## WORK TO COMPLETE
Look through the data below. Collect every line where the word "values" occurs.

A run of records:
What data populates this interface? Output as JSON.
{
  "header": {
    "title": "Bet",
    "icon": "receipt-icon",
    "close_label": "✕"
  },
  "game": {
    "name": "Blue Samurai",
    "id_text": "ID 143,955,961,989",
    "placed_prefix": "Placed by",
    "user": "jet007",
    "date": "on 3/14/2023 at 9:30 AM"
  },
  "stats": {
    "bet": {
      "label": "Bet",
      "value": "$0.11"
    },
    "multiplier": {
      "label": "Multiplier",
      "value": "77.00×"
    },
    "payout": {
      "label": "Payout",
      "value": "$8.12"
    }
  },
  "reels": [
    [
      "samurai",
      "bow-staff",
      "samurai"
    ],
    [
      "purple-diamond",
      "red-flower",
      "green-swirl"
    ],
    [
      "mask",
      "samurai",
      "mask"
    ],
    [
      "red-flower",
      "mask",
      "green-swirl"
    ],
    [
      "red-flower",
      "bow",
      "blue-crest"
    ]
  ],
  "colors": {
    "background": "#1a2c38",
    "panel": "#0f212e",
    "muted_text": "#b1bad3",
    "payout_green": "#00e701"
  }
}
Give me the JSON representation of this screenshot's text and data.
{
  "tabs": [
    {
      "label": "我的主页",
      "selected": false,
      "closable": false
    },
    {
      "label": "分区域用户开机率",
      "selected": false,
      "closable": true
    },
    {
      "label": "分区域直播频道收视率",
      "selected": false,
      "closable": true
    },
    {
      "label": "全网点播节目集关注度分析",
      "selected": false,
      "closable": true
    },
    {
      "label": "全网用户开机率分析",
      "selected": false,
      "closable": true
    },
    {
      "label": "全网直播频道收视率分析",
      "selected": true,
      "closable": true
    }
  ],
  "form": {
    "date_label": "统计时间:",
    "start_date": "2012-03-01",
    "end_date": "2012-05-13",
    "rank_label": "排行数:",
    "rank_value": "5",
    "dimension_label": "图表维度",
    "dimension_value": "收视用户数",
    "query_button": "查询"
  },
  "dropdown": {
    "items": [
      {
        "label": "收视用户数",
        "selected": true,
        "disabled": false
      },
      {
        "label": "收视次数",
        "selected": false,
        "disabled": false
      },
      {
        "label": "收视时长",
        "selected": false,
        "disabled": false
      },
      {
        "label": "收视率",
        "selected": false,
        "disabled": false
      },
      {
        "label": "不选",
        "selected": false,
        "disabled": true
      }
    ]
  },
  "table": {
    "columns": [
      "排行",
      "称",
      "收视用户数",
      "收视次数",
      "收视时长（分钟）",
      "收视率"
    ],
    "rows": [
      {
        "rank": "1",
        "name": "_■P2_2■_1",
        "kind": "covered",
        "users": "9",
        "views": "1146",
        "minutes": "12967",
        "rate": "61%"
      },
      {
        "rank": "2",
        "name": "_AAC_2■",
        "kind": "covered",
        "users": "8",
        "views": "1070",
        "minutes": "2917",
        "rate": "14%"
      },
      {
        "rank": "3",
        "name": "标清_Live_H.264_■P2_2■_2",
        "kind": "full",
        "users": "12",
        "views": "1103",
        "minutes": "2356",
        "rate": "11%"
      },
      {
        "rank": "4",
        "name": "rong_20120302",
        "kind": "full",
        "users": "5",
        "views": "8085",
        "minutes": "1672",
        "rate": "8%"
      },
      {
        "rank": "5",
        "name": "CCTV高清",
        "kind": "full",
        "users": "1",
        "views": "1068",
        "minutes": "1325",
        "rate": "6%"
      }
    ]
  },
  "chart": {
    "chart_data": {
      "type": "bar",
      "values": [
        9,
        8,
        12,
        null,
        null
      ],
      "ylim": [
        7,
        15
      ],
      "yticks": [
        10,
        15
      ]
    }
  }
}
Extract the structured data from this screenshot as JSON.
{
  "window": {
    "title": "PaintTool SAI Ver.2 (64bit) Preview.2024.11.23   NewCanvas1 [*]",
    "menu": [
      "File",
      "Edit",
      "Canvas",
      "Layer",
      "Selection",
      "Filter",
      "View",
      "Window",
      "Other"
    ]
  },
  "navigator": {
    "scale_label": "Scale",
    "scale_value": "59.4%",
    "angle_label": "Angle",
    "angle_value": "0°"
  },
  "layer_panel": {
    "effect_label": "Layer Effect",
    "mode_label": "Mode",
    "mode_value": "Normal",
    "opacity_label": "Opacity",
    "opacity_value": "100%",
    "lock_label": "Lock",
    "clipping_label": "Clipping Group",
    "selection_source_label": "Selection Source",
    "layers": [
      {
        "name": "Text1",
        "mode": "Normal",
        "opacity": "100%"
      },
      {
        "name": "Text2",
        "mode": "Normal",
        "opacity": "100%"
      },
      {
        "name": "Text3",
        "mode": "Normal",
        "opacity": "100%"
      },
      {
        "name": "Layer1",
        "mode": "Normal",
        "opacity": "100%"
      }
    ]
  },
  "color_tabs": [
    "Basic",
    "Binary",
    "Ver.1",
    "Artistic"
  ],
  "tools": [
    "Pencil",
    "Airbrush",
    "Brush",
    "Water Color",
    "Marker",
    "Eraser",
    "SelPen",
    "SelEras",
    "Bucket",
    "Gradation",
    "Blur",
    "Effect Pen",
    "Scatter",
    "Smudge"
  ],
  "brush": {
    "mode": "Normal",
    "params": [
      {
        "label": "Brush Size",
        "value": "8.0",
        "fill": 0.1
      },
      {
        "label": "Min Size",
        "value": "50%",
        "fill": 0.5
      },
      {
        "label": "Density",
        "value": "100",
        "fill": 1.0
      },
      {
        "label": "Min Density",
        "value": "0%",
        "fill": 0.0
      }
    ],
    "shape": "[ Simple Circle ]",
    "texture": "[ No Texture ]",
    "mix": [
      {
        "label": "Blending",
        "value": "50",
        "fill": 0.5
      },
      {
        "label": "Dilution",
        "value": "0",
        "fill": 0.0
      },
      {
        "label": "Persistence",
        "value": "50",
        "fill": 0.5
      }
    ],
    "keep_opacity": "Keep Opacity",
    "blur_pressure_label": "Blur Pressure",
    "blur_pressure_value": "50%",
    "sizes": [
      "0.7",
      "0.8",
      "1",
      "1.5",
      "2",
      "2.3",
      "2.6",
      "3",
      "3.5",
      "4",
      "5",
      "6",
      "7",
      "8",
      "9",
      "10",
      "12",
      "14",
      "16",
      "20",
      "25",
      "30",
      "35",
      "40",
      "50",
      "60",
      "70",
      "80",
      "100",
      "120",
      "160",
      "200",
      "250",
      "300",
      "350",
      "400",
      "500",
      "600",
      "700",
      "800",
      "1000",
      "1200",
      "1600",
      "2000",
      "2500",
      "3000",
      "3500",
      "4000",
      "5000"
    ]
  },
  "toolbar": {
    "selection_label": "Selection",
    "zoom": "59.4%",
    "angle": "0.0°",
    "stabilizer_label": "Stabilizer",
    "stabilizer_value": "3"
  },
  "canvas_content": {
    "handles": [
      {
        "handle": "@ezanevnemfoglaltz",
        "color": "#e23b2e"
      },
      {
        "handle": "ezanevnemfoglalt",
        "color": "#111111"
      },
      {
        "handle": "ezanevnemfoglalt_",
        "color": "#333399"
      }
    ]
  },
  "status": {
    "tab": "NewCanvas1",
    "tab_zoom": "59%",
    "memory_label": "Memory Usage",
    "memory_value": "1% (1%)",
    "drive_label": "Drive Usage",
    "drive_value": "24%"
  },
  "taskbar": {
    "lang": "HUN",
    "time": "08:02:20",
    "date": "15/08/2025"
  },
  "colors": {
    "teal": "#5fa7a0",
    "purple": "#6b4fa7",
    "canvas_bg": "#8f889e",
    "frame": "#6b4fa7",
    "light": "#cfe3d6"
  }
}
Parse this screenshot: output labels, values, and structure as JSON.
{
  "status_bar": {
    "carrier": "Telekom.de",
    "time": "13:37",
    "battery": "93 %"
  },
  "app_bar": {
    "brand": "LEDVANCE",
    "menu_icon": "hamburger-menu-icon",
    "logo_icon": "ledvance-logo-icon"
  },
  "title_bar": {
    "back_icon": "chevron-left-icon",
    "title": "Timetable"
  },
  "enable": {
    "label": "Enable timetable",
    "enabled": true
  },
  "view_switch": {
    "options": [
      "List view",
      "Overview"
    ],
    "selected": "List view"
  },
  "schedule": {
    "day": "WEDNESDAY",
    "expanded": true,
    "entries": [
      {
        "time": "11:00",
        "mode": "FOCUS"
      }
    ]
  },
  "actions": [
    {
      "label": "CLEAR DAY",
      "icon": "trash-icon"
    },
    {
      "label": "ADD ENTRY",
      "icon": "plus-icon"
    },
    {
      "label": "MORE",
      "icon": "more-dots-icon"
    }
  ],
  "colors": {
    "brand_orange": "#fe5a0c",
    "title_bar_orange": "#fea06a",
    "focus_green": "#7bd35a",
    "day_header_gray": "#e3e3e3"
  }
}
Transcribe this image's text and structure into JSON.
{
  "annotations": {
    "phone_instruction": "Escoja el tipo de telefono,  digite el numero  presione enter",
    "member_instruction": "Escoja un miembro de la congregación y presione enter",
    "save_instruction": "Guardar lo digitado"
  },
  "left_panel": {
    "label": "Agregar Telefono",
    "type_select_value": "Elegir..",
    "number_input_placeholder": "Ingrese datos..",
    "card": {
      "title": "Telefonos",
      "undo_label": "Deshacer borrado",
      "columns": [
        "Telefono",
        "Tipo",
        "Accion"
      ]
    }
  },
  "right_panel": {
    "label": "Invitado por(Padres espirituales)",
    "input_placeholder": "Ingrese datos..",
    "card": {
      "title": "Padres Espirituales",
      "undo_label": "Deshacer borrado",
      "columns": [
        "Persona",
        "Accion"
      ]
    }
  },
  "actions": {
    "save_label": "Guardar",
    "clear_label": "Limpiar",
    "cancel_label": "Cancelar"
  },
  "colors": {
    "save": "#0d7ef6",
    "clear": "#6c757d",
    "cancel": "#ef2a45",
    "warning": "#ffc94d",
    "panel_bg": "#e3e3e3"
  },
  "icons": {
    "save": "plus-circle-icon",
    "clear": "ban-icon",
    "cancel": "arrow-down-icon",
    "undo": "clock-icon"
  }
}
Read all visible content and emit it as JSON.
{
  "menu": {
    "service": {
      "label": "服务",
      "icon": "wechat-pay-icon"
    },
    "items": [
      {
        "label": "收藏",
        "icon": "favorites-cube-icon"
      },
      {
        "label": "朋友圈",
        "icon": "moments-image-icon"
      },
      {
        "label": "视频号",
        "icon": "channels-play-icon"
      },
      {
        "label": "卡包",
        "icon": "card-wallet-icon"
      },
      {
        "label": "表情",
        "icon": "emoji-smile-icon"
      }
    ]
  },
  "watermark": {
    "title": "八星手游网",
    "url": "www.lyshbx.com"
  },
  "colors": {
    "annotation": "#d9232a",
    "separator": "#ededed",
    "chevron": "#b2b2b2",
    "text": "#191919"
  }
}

## EXERCISE RESULT
      "values": [
Parse this screenshot: output labels, values, and structure as JSON.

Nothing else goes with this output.